[THE PROBLEM]: Copy all lines below exactly as written. Leave pictures out.

--- START OF LISTED ENTRIES ---

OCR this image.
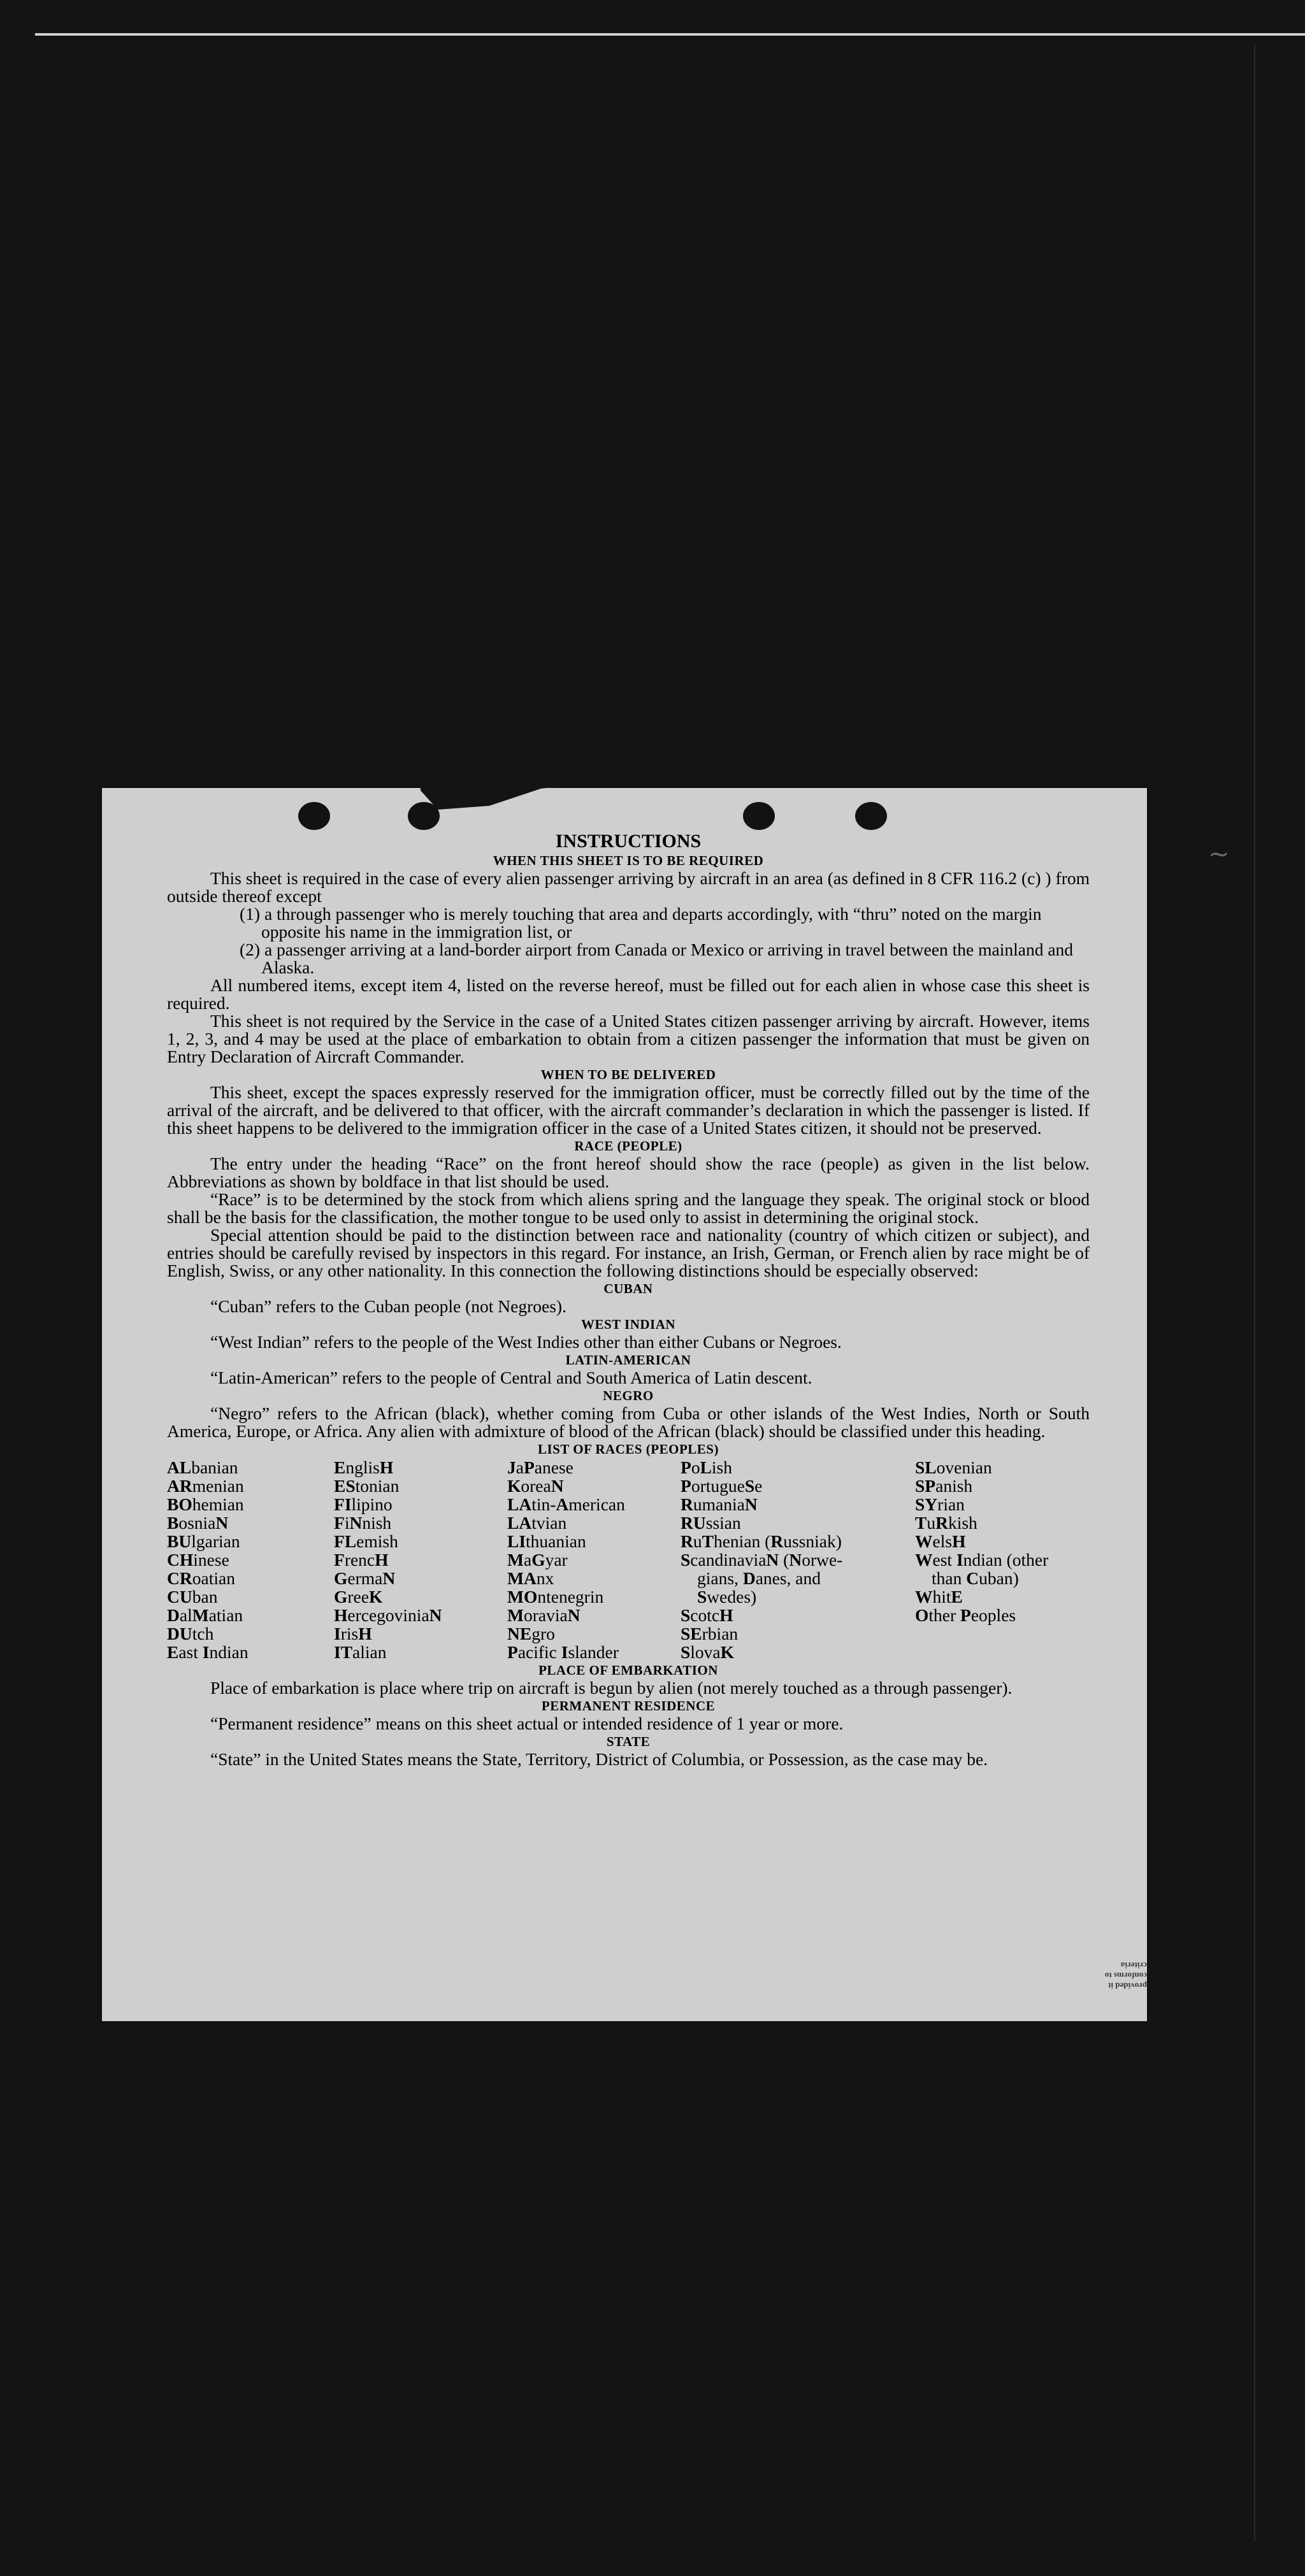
~
provided it conforms to criteria

INSTRUCTIONS

WHEN THIS SHEET IS TO BE REQUIRED

This sheet is required in the case of every alien passenger arriving by aircraft in an area (as defined in 8 CFR 116.2 (c) ) from outside thereof except

(1) a through passenger who is merely touching that area and departs accordingly, with “thru” noted on the margin opposite his name in the immigration list, or

(2) a passenger arriving at a land-border airport from Canada or Mexico or arriving in travel between the mainland and Alaska.

All numbered items, except item 4, listed on the reverse hereof, must be filled out for each alien in whose case this sheet is required.

This sheet is not required by the Service in the case of a United States citizen passenger arriving by aircraft. However, items 1, 2, 3, and 4 may be used at the place of embarkation to obtain from a citizen passenger the information that must be given on Entry Declaration of Aircraft Commander.

WHEN TO BE DELIVERED

This sheet, except the spaces expressly reserved for the immigration officer, must be correctly filled out by the time of the arrival of the aircraft, and be delivered to that officer, with the aircraft commander’s declaration in which the passenger is listed. If this sheet happens to be delivered to the immigration officer in the case of a United States citizen, it should not be preserved.

RACE (PEOPLE)

The entry under the heading “Race” on the front hereof should show the race (people) as given in the list below. Abbreviations as shown by boldface in that list should be used.

“Race” is to be determined by the stock from which aliens spring and the language they speak. The original stock or blood shall be the basis for the classification, the mother tongue to be used only to assist in determining the original stock.

Special attention should be paid to the distinction between race and nationality (country of which citizen or subject), and entries should be carefully revised by inspectors in this regard. For instance, an Irish, German, or French alien by race might be of English, Swiss, or any other nationality. In this connection the following distinctions should be especially observed:

CUBAN

“Cuban” refers to the Cuban people (not Negroes).

WEST INDIAN

“West Indian” refers to the people of the West Indies other than either Cubans or Negroes.

LATIN-AMERICAN

“Latin-American” refers to the people of Central and South America of Latin descent.

NEGRO

“Negro” refers to the African (black), whether coming from Cuba or other islands of the West Indies, North or South America, Europe, or Africa. Any alien with admixture of blood of the African (black) should be classified under this heading.

LIST OF RACES (PEOPLES)

ALbanian
ARmenian
BOhemian
BosniaN
BUlgarian
CHinese
CRoatian
CUban
DalMatian
DUtch
East Indian
EnglisH
EStonian
FIlipino
FiNnish
FLemish
FrencH
GermaN
GreeK
HercegoviniaN
IrisH
ITalian
JaPanese
KoreaN
LAtin-American
LAtvian
LIthuanian
MaGyar
MAnx
MOntenegrin
MoraviaN
NEgro
Pacific Islander
PoLish
PortugueSe
RumaniaN
RUssian
RuThenian (Russniak)
ScandinaviaN (Norwe-
gians, Danes, and
Swedes)
ScotcH
SErbian
SlovaK
SLovenian
SPanish
SYrian
TuRkish
WelsH
West Indian (other
than Cuban)
WhitE
Other Peoples

PLACE OF EMBARKATION

Place of embarkation is place where trip on aircraft is begun by alien (not merely touched as a through passenger).

PERMANENT RESIDENCE

“Permanent residence” means on this sheet actual or intended residence of 1 year or more.

STATE

“State” in the United States means the State, Territory, District of Columbia, or Possession, as the case may be.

--- END OF LISTED ENTRIES ---

[SOLUTION TO THIS PROBLEM]:
OCR this image.
~
provided it conforms to criteria

INSTRUCTIONS

WHEN THIS SHEET IS TO BE REQUIRED

This sheet is required in the case of every alien passenger arriving by aircraft in an area (as defined in 8 CFR 116.2 (c) ) from outside thereof except

(1) a through passenger who is merely touching that area and departs accordingly, with “thru” noted on the margin opposite his name in the immigration list, or

(2) a passenger arriving at a land-border airport from Canada or Mexico or arriving in travel between the mainland and Alaska.

All numbered items, except item 4, listed on the reverse hereof, must be filled out for each alien in whose case this sheet is required.

This sheet is not required by the Service in the case of a United States citizen passenger arriving by aircraft. However, items 1, 2, 3, and 4 may be used at the place of embarkation to obtain from a citizen passenger the information that must be given on Entry Declaration of Aircraft Commander.

WHEN TO BE DELIVERED

This sheet, except the spaces expressly reserved for the immigration officer, must be correctly filled out by the time of the arrival of the aircraft, and be delivered to that officer, with the aircraft commander’s declaration in which the passenger is listed. If this sheet happens to be delivered to the immigration officer in the case of a United States citizen, it should not be preserved.

RACE (PEOPLE)

The entry under the heading “Race” on the front hereof should show the race (people) as given in the list below. Abbreviations as shown by boldface in that list should be used.

“Race” is to be determined by the stock from which aliens spring and the language they speak. The original stock or blood shall be the basis for the classification, the mother tongue to be used only to assist in determining the original stock.

Special attention should be paid to the distinction between race and nationality (country of which citizen or subject), and entries should be carefully revised by inspectors in this regard. For instance, an Irish, German, or French alien by race might be of English, Swiss, or any other nationality. In this connection the following distinctions should be especially observed:

CUBAN

“Cuban” refers to the Cuban people (not Negroes).

WEST INDIAN

“West Indian” refers to the people of the West Indies other than either Cubans or Negroes.

LATIN-AMERICAN

“Latin-American” refers to the people of Central and South America of Latin descent.

NEGRO

“Negro” refers to the African (black), whether coming from Cuba or other islands of the West Indies, North or South America, Europe, or Africa. Any alien with admixture of blood of the African (black) should be classified under this heading.

LIST OF RACES (PEOPLES)

ALbanian
ARmenian
BOhemian
BosniaN
BUlgarian
CHinese
CRoatian
CUban
DalMatian
DUtch
East Indian
EnglisH
EStonian
FIlipino
FiNnish
FLemish
FrencH
GermaN
GreeK
HercegoviniaN
IrisH
ITalian
JaPanese
KoreaN
LAtin-American
LAtvian
LIthuanian
MaGyar
MAnx
MOntenegrin
MoraviaN
NEgro
Pacific Islander
PoLish
PortugueSe
RumaniaN
RUssian
RuThenian (Russniak)
ScandinaviaN (Norwe-
gians, Danes, and
Swedes)
ScotcH
SErbian
SlovaK
SLovenian
SPanish
SYrian
TuRkish
WelsH
West Indian (other
than Cuban)
WhitE
Other Peoples

PLACE OF EMBARKATION

Place of embarkation is place where trip on aircraft is begun by alien (not merely touched as a through passenger).

PERMANENT RESIDENCE

“Permanent residence” means on this sheet actual or intended residence of 1 year or more.

STATE

“State” in the United States means the State, Territory, District of Columbia, or Possession, as the case may be.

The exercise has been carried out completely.